-- Working data start --
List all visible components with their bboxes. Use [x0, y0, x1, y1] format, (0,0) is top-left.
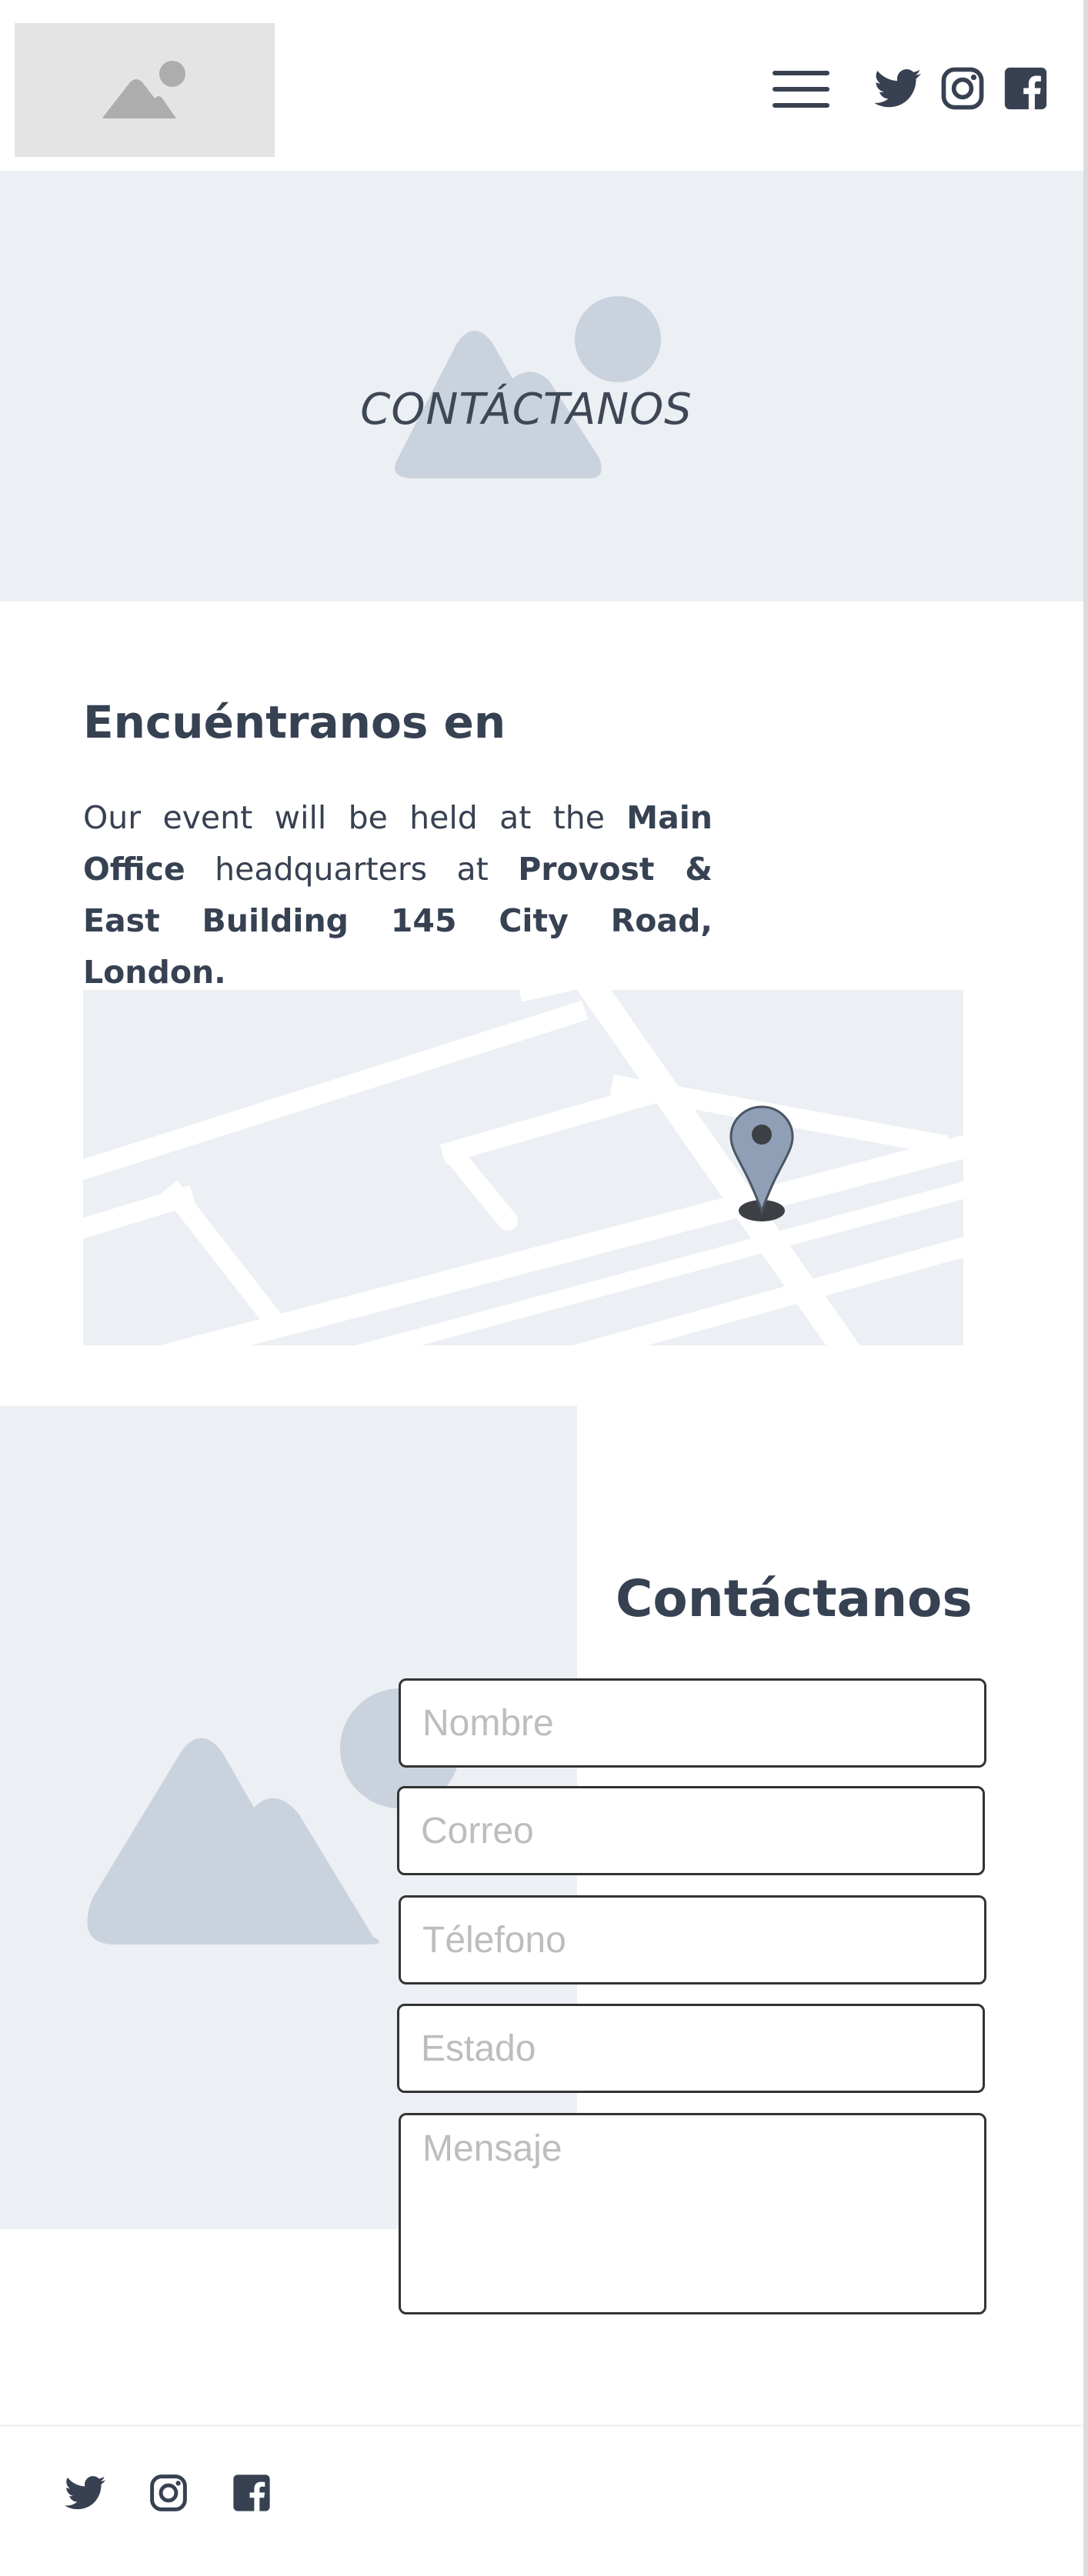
-- Working data end --
-- Working data start --
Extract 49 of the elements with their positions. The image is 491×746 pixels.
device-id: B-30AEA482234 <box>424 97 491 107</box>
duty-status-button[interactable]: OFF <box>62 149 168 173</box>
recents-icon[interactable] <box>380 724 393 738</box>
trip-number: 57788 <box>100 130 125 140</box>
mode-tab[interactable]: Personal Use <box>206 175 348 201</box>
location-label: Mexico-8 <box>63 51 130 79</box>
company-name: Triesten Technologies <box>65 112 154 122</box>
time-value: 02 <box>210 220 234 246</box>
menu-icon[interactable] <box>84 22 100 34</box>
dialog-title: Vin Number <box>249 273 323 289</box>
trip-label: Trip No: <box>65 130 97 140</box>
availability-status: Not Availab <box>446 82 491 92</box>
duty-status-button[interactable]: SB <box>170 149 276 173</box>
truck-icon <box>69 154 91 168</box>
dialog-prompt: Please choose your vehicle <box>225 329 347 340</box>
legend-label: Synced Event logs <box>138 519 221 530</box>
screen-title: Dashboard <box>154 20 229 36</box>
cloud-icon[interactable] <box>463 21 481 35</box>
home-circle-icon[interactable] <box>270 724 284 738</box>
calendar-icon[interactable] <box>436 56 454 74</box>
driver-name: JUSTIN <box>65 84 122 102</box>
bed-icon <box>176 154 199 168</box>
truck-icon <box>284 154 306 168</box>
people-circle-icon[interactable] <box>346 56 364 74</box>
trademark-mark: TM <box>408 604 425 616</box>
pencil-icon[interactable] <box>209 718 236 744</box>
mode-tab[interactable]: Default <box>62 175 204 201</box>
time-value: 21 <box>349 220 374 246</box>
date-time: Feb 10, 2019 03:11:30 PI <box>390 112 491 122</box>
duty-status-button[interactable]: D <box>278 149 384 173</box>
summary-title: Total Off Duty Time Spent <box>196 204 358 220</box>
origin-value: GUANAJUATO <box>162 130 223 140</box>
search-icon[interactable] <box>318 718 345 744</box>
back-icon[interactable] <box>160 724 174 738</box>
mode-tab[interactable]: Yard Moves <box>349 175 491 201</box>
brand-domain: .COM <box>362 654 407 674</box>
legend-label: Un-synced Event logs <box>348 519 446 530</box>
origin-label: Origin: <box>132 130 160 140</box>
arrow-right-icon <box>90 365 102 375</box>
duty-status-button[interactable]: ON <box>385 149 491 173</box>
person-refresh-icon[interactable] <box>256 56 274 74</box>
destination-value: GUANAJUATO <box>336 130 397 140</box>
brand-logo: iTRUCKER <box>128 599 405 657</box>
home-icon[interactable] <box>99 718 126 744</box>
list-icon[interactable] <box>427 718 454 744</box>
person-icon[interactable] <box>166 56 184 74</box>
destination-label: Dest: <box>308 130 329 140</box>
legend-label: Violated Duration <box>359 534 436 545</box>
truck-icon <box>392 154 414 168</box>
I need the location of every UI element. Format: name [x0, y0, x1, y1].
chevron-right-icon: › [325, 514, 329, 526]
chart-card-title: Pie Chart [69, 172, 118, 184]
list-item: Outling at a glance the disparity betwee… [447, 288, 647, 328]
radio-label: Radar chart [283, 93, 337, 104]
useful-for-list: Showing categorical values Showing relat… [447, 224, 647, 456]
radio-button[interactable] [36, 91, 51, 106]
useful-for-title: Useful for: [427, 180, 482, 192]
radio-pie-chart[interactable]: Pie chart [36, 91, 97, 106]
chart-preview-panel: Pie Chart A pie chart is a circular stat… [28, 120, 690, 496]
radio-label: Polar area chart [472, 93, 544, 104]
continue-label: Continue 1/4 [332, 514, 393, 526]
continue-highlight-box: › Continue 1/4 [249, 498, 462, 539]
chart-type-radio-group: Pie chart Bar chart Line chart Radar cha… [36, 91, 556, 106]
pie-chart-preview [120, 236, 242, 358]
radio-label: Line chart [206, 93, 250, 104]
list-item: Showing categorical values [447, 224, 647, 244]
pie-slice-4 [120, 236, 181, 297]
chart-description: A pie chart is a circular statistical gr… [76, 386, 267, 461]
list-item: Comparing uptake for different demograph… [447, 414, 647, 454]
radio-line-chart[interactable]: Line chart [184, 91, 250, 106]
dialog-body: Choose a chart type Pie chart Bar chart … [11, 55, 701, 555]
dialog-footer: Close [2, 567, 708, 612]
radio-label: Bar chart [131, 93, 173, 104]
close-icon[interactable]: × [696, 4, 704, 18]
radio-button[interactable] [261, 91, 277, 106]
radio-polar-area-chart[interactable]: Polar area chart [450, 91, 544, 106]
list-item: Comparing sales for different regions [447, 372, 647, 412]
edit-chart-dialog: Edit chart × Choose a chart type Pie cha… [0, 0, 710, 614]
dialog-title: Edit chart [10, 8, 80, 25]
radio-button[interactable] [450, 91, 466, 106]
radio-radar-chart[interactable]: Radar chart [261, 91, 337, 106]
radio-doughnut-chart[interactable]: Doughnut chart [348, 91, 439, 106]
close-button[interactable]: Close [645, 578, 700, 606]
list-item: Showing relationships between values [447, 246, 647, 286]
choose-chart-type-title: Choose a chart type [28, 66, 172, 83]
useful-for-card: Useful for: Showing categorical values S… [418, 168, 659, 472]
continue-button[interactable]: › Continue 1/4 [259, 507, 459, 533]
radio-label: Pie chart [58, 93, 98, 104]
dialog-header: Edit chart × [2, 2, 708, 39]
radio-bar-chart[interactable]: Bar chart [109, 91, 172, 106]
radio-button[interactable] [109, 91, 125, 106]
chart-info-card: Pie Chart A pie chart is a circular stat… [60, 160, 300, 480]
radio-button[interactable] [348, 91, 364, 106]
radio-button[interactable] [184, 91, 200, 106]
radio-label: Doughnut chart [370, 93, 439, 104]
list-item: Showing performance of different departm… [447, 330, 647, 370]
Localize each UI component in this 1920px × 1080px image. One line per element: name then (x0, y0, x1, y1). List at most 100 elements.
-- Working data end --
**Set exercise:**
Rewrite the stretch of the listing from the line containing "I need the location" through the line containing "radio-label: Radar chart [283, 93, 337, 104]", swapping "Pie Chart" for "Bar Chart" and leaving everything else unchanged. Give only those lines.

**Full solution:**
I need the location of every UI element. Format: name [x0, y0, x1, y1].
chevron-right-icon: › [325, 514, 329, 526]
chart-card-title: Bar Chart [69, 172, 118, 184]
list-item: Outling at a glance the disparity betwee… [447, 288, 647, 328]
radio-label: Radar chart [283, 93, 337, 104]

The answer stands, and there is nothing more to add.